## Begin Supplied data

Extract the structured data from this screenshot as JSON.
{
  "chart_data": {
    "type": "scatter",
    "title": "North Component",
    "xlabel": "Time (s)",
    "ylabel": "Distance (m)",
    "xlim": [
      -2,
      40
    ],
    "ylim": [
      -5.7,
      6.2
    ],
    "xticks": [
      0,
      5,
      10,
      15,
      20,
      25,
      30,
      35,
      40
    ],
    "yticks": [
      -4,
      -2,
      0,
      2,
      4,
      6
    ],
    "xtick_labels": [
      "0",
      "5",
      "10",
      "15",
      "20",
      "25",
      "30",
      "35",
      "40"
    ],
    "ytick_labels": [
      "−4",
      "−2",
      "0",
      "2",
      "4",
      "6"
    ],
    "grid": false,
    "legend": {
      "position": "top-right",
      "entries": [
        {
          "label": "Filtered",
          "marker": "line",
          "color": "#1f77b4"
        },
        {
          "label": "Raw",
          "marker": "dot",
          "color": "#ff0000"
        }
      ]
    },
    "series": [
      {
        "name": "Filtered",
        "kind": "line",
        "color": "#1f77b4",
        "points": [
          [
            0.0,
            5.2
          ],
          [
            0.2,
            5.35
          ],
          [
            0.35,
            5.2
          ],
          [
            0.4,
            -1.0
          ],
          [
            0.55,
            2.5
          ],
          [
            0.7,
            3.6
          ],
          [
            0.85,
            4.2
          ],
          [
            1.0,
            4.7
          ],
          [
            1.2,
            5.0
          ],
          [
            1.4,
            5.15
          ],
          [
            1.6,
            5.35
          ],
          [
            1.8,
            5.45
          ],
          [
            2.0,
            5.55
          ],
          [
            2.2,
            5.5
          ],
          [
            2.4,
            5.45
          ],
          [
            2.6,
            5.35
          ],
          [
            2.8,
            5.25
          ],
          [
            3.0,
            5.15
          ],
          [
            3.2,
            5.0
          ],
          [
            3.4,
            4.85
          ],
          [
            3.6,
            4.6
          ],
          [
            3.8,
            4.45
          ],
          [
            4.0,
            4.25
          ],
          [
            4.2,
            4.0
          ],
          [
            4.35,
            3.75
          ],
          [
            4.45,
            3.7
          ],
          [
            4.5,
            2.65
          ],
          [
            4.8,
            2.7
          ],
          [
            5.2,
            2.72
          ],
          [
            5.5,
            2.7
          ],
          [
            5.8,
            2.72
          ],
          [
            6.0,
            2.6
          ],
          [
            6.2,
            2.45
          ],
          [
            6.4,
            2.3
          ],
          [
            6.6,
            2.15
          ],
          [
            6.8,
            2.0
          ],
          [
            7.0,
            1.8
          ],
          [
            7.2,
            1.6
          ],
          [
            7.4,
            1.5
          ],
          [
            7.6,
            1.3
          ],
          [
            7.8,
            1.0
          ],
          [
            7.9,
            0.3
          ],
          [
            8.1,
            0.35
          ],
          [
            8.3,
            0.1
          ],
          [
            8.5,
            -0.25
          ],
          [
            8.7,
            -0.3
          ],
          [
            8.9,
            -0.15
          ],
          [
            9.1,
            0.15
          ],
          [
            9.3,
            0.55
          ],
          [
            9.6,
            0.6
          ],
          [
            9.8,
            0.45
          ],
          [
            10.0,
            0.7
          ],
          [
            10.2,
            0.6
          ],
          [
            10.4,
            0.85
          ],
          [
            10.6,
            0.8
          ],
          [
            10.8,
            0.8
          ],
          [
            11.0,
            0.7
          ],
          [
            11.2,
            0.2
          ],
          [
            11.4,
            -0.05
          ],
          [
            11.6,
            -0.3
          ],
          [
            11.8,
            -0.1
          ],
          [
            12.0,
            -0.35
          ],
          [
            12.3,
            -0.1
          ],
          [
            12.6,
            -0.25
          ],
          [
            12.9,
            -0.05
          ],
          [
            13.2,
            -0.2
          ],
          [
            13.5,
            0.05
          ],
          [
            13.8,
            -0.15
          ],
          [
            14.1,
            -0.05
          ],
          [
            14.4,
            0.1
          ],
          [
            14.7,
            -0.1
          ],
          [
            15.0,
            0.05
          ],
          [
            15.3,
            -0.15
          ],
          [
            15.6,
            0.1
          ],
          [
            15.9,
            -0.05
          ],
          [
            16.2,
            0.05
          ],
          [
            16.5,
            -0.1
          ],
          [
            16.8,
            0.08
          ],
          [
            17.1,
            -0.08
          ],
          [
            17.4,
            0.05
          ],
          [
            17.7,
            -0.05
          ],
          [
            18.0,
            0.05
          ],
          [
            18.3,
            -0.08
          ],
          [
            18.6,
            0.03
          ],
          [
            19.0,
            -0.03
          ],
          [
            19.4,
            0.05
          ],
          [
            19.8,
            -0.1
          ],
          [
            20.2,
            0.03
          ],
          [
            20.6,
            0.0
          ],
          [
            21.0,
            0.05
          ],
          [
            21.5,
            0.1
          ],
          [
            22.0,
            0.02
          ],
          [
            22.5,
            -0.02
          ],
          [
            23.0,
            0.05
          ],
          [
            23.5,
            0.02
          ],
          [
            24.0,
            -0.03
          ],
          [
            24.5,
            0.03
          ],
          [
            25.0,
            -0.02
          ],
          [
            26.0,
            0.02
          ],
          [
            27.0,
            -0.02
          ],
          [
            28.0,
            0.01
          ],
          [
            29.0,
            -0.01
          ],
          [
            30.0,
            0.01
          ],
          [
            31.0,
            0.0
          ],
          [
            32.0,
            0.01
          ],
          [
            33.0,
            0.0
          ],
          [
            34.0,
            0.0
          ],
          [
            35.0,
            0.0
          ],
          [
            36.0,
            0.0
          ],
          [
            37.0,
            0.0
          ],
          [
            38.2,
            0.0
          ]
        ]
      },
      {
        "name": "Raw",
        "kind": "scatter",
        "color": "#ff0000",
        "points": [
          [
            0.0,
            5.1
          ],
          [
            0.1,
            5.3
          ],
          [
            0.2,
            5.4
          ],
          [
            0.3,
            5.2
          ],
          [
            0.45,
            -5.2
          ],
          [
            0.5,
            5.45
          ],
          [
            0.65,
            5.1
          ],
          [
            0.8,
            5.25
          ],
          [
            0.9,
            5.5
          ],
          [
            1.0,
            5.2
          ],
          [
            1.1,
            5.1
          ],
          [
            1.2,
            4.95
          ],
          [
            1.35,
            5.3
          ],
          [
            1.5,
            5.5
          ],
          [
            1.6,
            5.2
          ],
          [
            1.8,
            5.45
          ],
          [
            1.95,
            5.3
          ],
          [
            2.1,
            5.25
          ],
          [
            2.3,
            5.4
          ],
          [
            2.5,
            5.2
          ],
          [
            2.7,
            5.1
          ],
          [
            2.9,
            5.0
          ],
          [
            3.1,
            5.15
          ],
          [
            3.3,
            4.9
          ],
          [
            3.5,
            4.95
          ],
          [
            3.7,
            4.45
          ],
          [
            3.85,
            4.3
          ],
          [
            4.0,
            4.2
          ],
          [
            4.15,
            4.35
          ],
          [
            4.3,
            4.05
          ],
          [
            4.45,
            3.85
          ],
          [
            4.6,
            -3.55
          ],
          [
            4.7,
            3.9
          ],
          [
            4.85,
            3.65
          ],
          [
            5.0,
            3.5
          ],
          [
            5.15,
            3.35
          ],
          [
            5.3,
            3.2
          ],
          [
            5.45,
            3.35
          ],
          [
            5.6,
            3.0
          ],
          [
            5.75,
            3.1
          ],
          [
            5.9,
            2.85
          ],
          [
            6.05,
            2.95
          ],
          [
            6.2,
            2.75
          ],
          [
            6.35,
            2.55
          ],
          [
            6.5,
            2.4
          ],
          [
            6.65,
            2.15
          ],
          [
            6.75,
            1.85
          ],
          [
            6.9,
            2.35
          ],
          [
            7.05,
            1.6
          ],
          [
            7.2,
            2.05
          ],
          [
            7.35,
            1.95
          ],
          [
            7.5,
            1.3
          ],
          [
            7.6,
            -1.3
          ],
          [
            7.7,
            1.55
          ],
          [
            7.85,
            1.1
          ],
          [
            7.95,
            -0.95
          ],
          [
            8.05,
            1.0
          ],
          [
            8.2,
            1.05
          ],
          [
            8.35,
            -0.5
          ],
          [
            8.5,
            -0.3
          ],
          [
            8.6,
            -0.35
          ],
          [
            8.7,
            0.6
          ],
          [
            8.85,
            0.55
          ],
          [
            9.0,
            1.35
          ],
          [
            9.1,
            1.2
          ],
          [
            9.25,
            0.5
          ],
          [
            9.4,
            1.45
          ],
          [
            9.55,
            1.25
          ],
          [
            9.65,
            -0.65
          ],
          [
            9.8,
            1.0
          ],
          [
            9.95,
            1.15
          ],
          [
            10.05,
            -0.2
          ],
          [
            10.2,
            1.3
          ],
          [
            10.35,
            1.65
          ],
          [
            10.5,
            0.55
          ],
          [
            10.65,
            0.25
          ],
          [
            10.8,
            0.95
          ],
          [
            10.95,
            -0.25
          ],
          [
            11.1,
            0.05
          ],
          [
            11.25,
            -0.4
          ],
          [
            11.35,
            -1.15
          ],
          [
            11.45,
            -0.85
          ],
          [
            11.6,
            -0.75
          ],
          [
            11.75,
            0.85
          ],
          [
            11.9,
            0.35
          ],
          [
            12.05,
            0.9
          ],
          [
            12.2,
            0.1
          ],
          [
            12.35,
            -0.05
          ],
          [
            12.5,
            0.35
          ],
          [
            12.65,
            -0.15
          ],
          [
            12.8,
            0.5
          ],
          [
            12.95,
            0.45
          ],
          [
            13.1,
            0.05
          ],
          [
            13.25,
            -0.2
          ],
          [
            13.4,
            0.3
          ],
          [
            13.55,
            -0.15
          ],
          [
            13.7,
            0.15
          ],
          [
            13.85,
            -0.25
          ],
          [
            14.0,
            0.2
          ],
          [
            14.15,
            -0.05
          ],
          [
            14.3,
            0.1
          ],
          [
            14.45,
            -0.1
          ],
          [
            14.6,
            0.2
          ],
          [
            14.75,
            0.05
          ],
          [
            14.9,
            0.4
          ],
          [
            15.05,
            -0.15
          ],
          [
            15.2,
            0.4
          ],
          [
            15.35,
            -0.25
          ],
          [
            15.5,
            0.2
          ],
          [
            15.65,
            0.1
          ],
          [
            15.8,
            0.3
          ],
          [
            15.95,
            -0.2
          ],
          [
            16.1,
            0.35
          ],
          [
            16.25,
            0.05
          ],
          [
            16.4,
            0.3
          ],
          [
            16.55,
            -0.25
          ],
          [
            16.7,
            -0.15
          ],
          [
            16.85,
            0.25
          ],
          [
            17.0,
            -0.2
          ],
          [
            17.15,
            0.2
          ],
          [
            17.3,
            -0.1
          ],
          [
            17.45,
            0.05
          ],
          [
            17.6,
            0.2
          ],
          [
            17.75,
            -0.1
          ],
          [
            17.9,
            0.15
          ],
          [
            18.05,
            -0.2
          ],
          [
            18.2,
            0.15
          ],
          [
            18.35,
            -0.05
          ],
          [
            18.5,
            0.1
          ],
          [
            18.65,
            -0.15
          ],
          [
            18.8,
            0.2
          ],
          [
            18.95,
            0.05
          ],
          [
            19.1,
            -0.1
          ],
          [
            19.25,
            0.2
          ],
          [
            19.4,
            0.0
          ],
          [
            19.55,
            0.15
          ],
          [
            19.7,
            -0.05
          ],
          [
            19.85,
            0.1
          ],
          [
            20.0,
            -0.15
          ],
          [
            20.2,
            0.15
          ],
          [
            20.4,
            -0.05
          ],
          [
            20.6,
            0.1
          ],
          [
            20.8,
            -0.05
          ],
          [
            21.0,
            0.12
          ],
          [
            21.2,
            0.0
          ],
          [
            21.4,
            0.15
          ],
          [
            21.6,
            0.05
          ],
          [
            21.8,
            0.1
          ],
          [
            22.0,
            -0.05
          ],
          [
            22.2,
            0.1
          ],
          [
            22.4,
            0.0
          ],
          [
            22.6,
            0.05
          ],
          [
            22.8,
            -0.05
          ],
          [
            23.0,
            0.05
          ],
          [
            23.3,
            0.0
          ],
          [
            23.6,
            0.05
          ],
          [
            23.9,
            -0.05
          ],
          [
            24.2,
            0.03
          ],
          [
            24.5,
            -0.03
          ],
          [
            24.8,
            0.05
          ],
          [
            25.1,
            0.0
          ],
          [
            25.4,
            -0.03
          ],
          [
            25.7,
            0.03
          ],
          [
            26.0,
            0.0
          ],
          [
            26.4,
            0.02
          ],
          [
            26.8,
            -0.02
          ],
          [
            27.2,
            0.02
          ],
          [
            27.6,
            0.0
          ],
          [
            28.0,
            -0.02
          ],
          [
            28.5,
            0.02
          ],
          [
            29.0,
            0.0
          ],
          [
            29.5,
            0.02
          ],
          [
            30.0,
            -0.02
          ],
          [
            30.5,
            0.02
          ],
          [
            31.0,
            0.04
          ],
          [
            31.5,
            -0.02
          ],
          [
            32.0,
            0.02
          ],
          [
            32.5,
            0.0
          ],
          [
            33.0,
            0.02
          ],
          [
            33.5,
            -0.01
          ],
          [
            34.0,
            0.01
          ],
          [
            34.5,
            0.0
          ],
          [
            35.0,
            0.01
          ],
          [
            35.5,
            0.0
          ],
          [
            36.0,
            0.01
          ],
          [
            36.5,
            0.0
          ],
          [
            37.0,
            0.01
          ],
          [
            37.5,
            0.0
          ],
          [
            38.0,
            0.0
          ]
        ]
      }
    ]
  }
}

## End Supplied data

Problem to work on | Wherever the word "color" occurs in a line of the listing, copy that line.

Final result |
          "color": "#1f77b4"
          "color": "#ff0000"
        "color": "#1f77b4",
        "color": "#ff0000",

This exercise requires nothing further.